> WHAT YOU WILL DO: Go through the listing below and list every line with "Kembali".

> RECORDS FOR THE TASK:

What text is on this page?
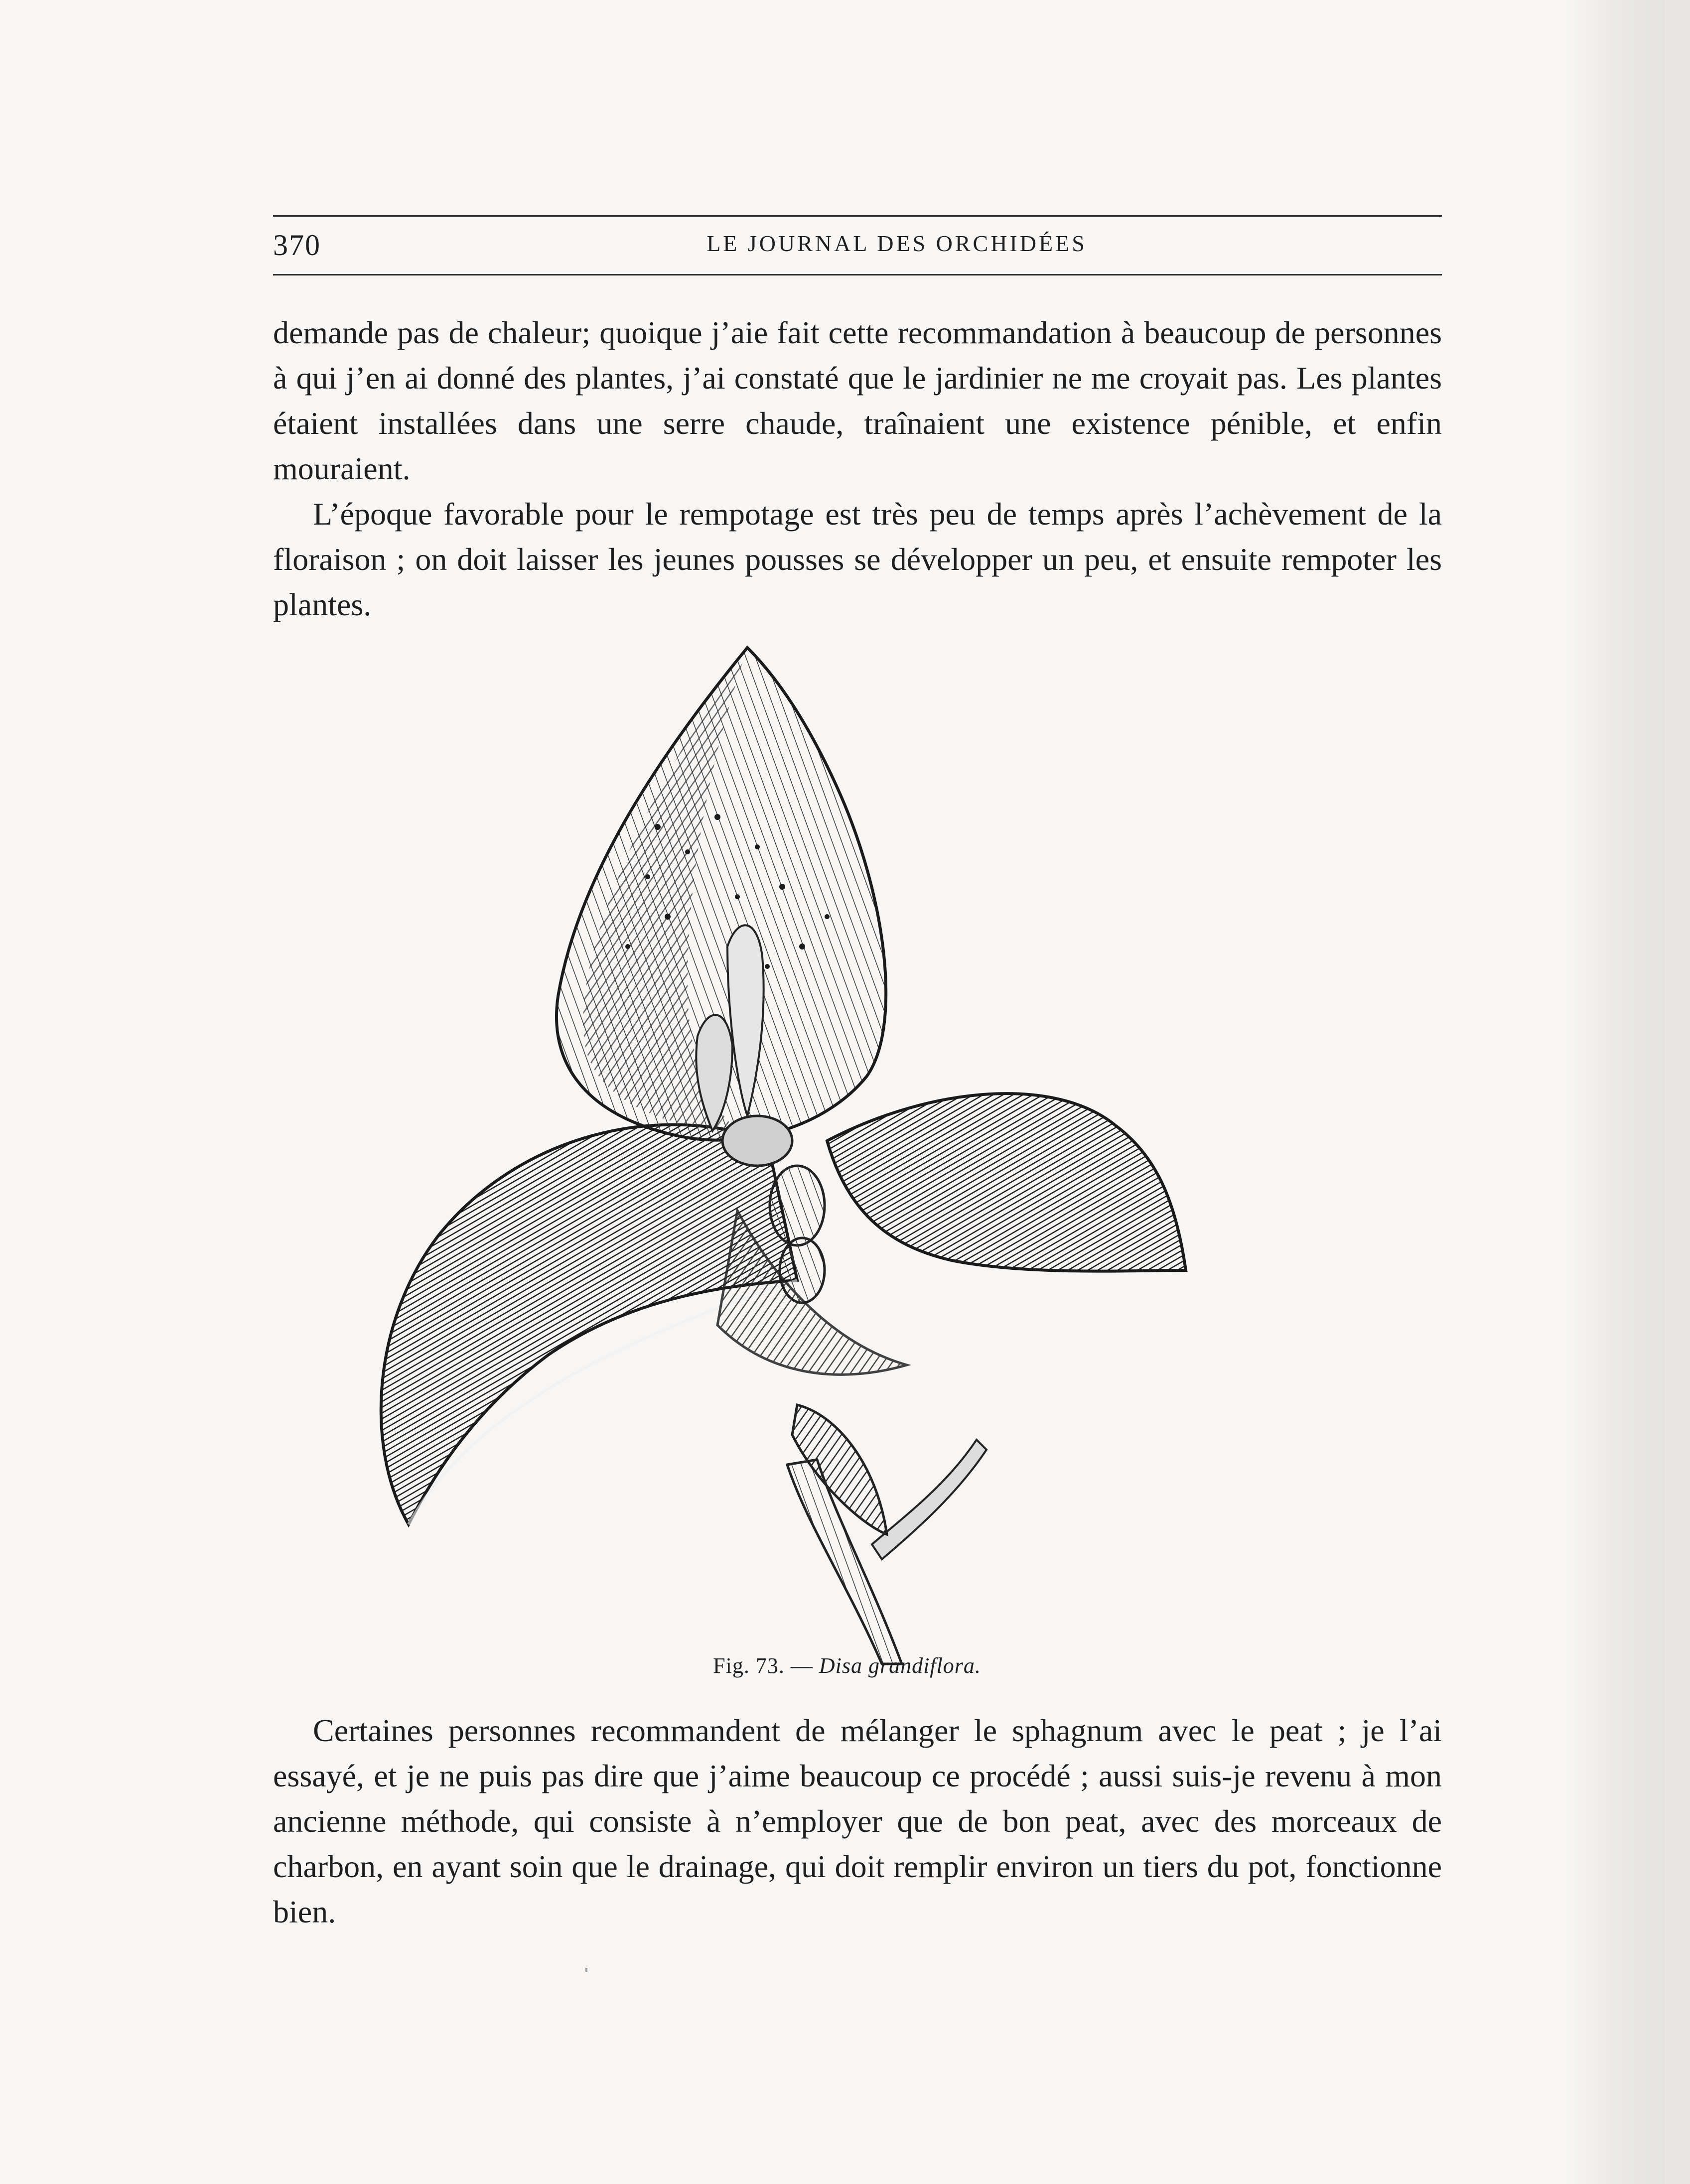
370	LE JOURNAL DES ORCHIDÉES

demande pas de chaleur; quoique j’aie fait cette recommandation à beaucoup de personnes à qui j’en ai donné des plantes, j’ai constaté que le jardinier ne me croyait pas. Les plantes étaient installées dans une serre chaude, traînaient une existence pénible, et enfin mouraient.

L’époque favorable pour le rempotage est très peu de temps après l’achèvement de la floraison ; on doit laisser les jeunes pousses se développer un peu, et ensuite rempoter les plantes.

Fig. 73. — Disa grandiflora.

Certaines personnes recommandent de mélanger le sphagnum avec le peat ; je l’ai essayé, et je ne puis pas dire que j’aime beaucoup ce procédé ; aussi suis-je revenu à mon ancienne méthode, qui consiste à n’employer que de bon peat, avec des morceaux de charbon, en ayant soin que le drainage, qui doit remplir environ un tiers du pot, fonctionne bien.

--

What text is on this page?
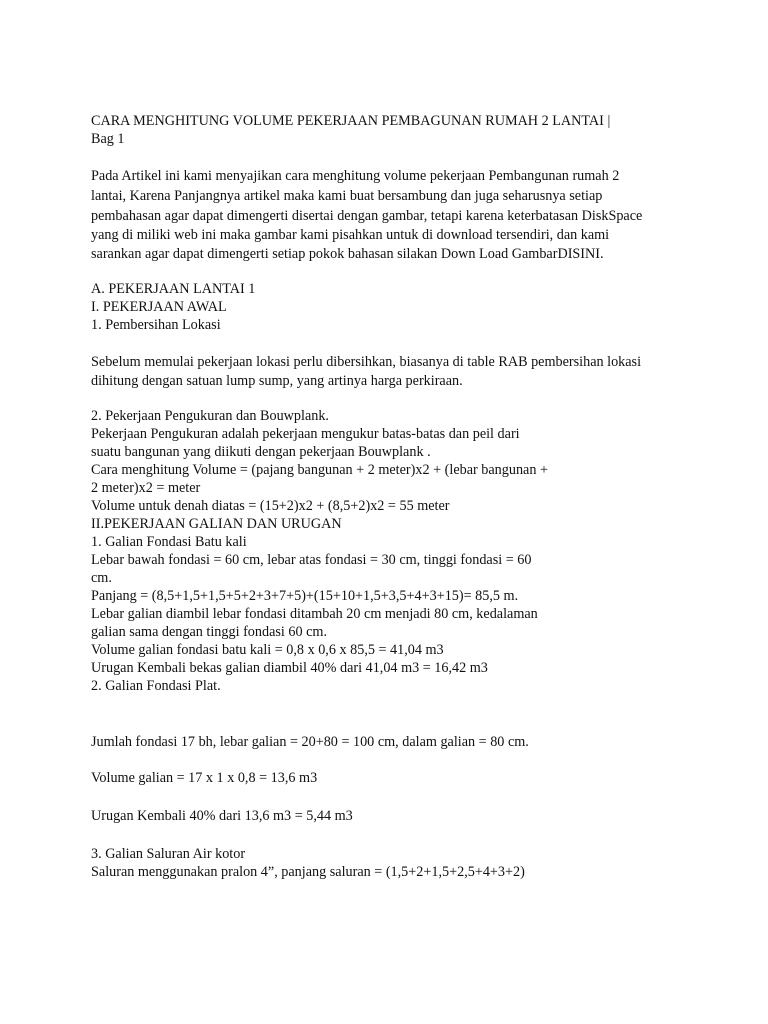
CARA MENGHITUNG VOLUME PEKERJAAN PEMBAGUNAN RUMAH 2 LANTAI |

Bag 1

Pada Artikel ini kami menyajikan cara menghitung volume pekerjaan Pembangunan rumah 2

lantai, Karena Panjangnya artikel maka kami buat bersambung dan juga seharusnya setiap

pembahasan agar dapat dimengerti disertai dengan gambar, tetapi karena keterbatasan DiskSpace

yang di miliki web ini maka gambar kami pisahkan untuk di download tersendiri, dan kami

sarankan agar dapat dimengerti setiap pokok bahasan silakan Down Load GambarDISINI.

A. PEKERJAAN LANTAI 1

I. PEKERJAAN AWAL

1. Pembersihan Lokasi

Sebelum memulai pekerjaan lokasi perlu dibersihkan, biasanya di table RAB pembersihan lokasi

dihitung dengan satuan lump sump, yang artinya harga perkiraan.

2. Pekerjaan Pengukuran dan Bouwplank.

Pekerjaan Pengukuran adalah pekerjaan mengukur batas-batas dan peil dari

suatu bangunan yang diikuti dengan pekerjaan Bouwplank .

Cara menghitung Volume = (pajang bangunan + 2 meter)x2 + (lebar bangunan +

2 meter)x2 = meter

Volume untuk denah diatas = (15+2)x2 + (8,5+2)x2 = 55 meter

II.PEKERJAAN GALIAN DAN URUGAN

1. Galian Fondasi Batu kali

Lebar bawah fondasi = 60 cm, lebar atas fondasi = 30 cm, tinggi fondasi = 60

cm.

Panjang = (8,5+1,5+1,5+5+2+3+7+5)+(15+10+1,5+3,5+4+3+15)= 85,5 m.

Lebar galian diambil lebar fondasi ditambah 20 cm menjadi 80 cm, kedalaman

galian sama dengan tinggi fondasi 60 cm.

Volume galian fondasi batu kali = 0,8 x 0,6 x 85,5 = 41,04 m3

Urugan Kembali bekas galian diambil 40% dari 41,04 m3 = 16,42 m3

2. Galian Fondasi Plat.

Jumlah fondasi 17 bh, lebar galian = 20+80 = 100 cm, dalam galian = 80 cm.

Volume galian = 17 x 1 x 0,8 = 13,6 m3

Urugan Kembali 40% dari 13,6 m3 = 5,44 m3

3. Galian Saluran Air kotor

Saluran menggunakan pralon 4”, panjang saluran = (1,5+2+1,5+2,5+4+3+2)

...

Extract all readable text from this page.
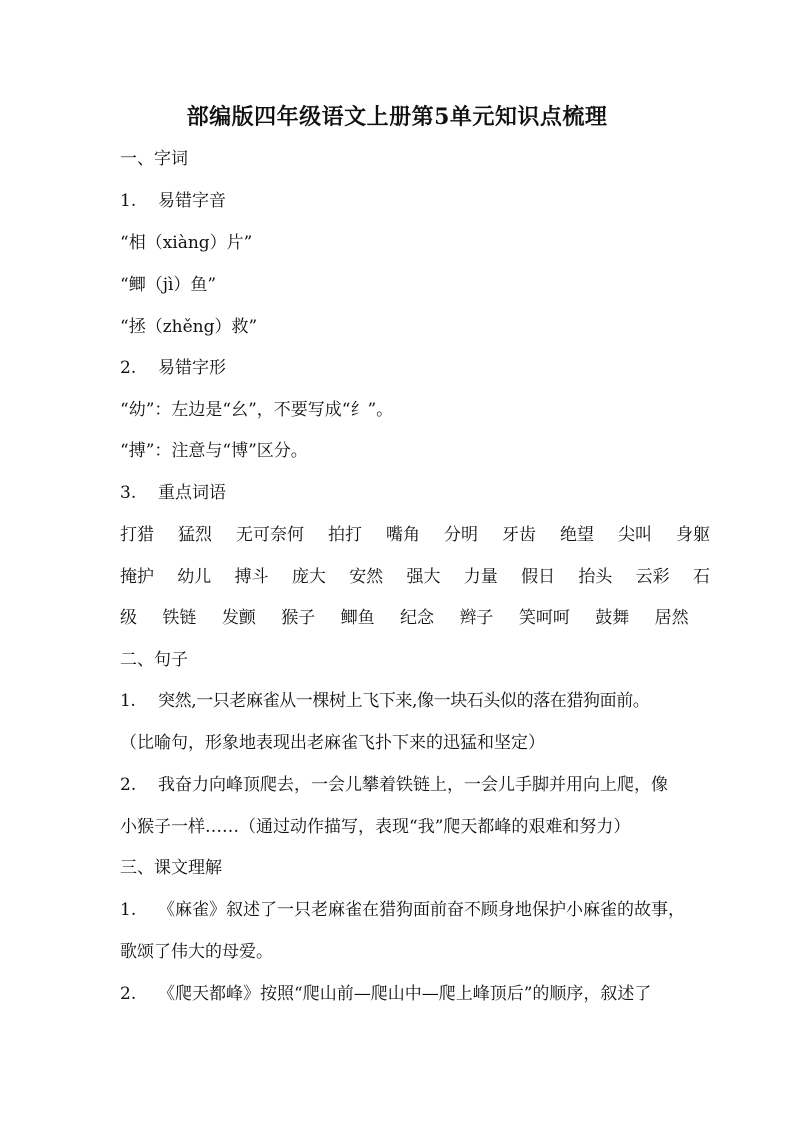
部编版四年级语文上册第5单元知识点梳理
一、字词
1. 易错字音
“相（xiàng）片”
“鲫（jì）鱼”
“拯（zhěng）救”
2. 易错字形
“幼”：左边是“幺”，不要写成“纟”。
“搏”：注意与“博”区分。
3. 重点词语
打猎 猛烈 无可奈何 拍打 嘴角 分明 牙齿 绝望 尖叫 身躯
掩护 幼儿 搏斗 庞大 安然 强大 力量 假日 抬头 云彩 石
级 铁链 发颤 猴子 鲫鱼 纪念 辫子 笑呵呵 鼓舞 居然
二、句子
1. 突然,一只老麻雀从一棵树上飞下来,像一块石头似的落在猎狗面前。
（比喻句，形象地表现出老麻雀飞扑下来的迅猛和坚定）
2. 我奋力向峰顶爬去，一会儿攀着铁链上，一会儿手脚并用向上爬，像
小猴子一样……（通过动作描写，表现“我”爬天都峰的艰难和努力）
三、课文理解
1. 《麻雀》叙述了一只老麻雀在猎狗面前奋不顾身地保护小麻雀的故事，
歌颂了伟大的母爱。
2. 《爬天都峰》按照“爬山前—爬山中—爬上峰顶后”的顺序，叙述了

> OUTPUT:
Urugan Kembali bekas galian diambil 40% dari 41,04 m3 = 16,42 m3
Urugan Kembali 40% dari 13,6 m3 = 5,44 m3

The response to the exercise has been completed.